**What to do**.
Read through the entries below and return each line with the word "Piccolo".

## Start

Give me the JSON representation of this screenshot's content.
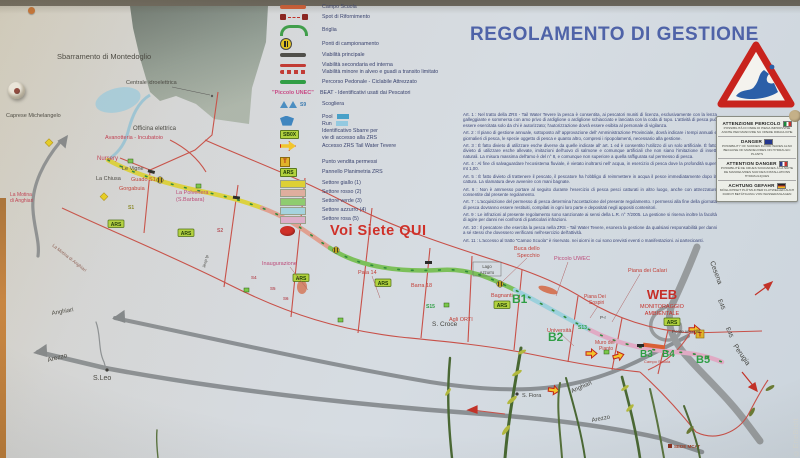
{
  "photo": {
    "watermark": "©EneBiott"
  },
  "legend": {
    "campo_scuola": "Campo Scuola",
    "spot": "Spot di Rifornimento",
    "briglia": "Briglia",
    "ponti": "Ponti di campionamento",
    "viab_princ": "Viabilità principale",
    "viab_sec": "Viabilità secondaria ed interna",
    "viab_min": "Viabilità minore in alveo e guadi a transito limitato",
    "percorso": "Percorso Pedonale - Ciclabile Attrezzato",
    "unec": "\"Piccolo UNEC\"",
    "beat": "BEAT - Identificativi usati dai Pescatori",
    "scogliera": "Scogliera",
    "s9": "S9",
    "pool": "Pool",
    "run": "Run",
    "sb_icon": "SB0X",
    "sbarre1": "Identificativo Sbarre per",
    "sbarre2": "vie di accesso alla ZRS",
    "accesso": "Accesso ZRS Tail Water Tevere",
    "t_icon": "T",
    "punto_vendita": "Punto vendita permessi",
    "ars_icon": "ARS",
    "pannello": "Pannello Planimetria ZRS",
    "settori": [
      "Settore giallo (1)",
      "Settore rosso (2)",
      "Settore verde (3)",
      "Settore azzurro (4)",
      "Settore rosa (5)"
    ],
    "you_are_here": "Voi Siete QUI"
  },
  "regolamento": {
    "title": "REGOLAMENTO DI GESTIONE",
    "articles": [
      "Art. 1 : Nel tratto della ZRS - Tail Water Tevere la pesca è consentita, ai pescatori muniti di licenza, esclusivamente con la lenza galleggiante e sommersa con amo privo di ardiglione o ardiglione schiacciato e lanciata con la coda di topo. L'attività di pesca può essere esercitata solo da chi è autorizzato; l'autorizzazione dovrà essere esibita al personale di vigilanza.",
      "Art. 2 : Il piano di gestione annuale, sottoposto all' approvazione dell' Amministrazione Provinciale, dovrà indicare i tempi annuali e giornalieri di pesca, le specie oggetto di pesca e quanto altro, compresi i ripopolamenti, necessario alla gestione.",
      "Art. 3 : È fatto divieto di utilizzare esche diverse da quelle indicate all' art. 1 ed è consentito l'utilizzo di un solo artificiale. È fatto divieto di utilizzare esche allevate, imitazioni dell'uovo di salmone e comunque artificiali che non siano l'imitazione di insetti naturali. La misura massima dell'amo è del n° 8, e comunque non superiore a quella raffigurata sul permesso di pesca.",
      "Art. 4 : Al fine di salvaguardare l'ecosistema fluviale, è vietato inoltrarsi nell' acqua, in esercizio di pesca dove la profondità superi mt 1,00.",
      "Art. 5 : È fatto divieto di trattenere il pescato, il pescatore ha l'obbligo di reimmettere in acqua il pesce immediatamente dopo la cattura. La slamatura deve avvenire con mani bagnate.",
      "Art. 6 : Non è ammesso portare al seguito durante l'esercizio di pesca pesci catturati in altro luogo, anche con attrezzature consentite dal presente regolamento.",
      "Art. 7 : L'acquisizione del permesso di pesca determina l'accettazione del presente regolamento. I permessi alla fine della giornata di pesca dovranno essere restituiti, compilati in ogni loro parte e depositati negli appositi contenitori.",
      "Art. 9 : Le infrazioni al presente regolamento sono sanzionate ai sensi della L.R. n° 7/2005. La gestione si riserva inoltre la facoltà di agire per danni nei confronti di particolari infrazioni.",
      "Art. 10 : Il pescatore che esercita la pesca nella ZRS - Tail Water Tevere, esonera la gestione da qualsiasi responsabilità per danni a sé stessi che dovessero verificarsi nell'esercizio dell'attività.",
      "Art. 11 : L'accesso al tratto \"Campo Scuola\" è riservato, nei giorni in cui sono previsti eventi o manifestazioni, ai partecipanti."
    ]
  },
  "warning": {
    "sections": [
      {
        "title": "ATTENZIONE PERICOLO",
        "body": "POSSIBILITÀ DI ONDE DI PIENA IMPROVVISE ANCHE PER MANOVRE SU OPERE IDRAULICHE"
      },
      {
        "title": "DANGER",
        "body": "POSSIBILITY OF SUDDEN FLOOD WAVES ALSO BECAUSE OF MANOEUVRES ON HYDRAULIC PLANTS"
      },
      {
        "title": "ATTENTION DANGER",
        "body": "POSSIBILITÉ DE CRUES SOUDAINES À LA SUITE DE MANOEUVRES SUR DES INSTALLATIONS HYDRAULIQUES"
      },
      {
        "title": "ACHTUNG GEFAHR",
        "body": "MÖGLICHKEIT PLÖTZLICHER FLUTWELLEN AUCH DURCH BETÄTIGUNG VON WASSERANLAGEN"
      }
    ]
  },
  "map": {
    "sbarramento": "Sbarramento di Montedoglio",
    "centrale": "Centrale idroelettrica",
    "caprese": "Caprese Michelangelo",
    "officina": "Officina elettrica",
    "avanotteria": "Avanotteria - Incubatoio",
    "nursery": "Nursery",
    "le_vigne": "Le Vigne",
    "la_chiusa": "La Chiusa",
    "guado_s1": "Guado S1",
    "gorgabuia": "Gorgabuia",
    "polveriera1": "La Polveriera",
    "polveriera2": "(S.Barbara)",
    "motina1": "La Motina",
    "motina2": "di Anghiari",
    "motina_road": "La Motina di Anghiari",
    "jeep": "Jeep tp",
    "anghiari_left": "Anghiari",
    "arezzo_left": "Arezzo",
    "s_leo": "S.Leo",
    "inaugurazione": "Inaugurazione",
    "pala14": "Pala 14",
    "barra18": "Barra 18",
    "buca1": "Buca dello",
    "buca2": "Specchio",
    "piccolo_uwec": "Piccolo UWEC",
    "piana_calari": "Piana dei Calari",
    "lago1": "Lago",
    "lago2": "Azzurro",
    "bagnanti": "Bagnanti",
    "agli_orti": "Agli ORTI",
    "s_croce": "S. Croce",
    "universita": "Università",
    "sospiri1": "Piana Dei",
    "sospiri2": "Sospiri",
    "muro1": "Muro del",
    "muro2": "Pianto",
    "web": "WEB",
    "web2": "MONITORAGGIO",
    "web3": "AMBIENTALE",
    "ponte_vecchio": "Ponte vecchio",
    "campo_scuola": "Campo Scuola",
    "s_fiora": "S. Fiora",
    "anghiari_road": "Anghiari",
    "arezzo_road": "Arezzo",
    "cesena": "Cesena",
    "e45a": "E45",
    "e45b": "E45",
    "perugia": "Perugia",
    "p_r": "P-r",
    "sede_mcat": "SEDE MCAT",
    "ars": "ARS",
    "sb": "SB0X",
    "t": "T",
    "b1": "B1",
    "b2": "B2",
    "b3": "B3",
    "b4": "B4",
    "b5": "B5",
    "s1": "S1",
    "s2": "S2",
    "s4": "S4",
    "s5": "S5",
    "s6": "S6",
    "s13": "S13",
    "s15": "S15"
  }
}
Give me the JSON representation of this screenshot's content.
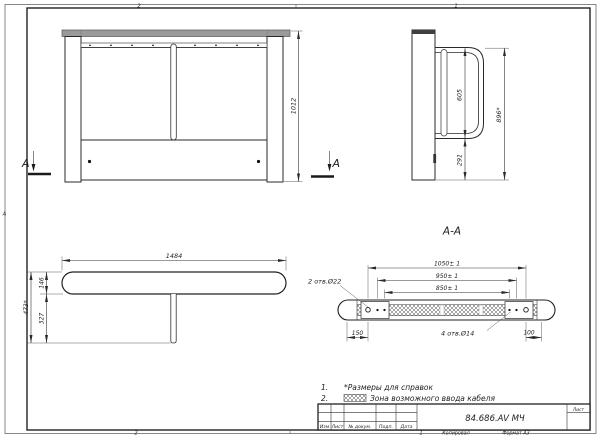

## End

**Written solution**.
    "unec": "\"Piccolo UNEC\"",
    "piccolo_uwec": "Piccolo UWEC",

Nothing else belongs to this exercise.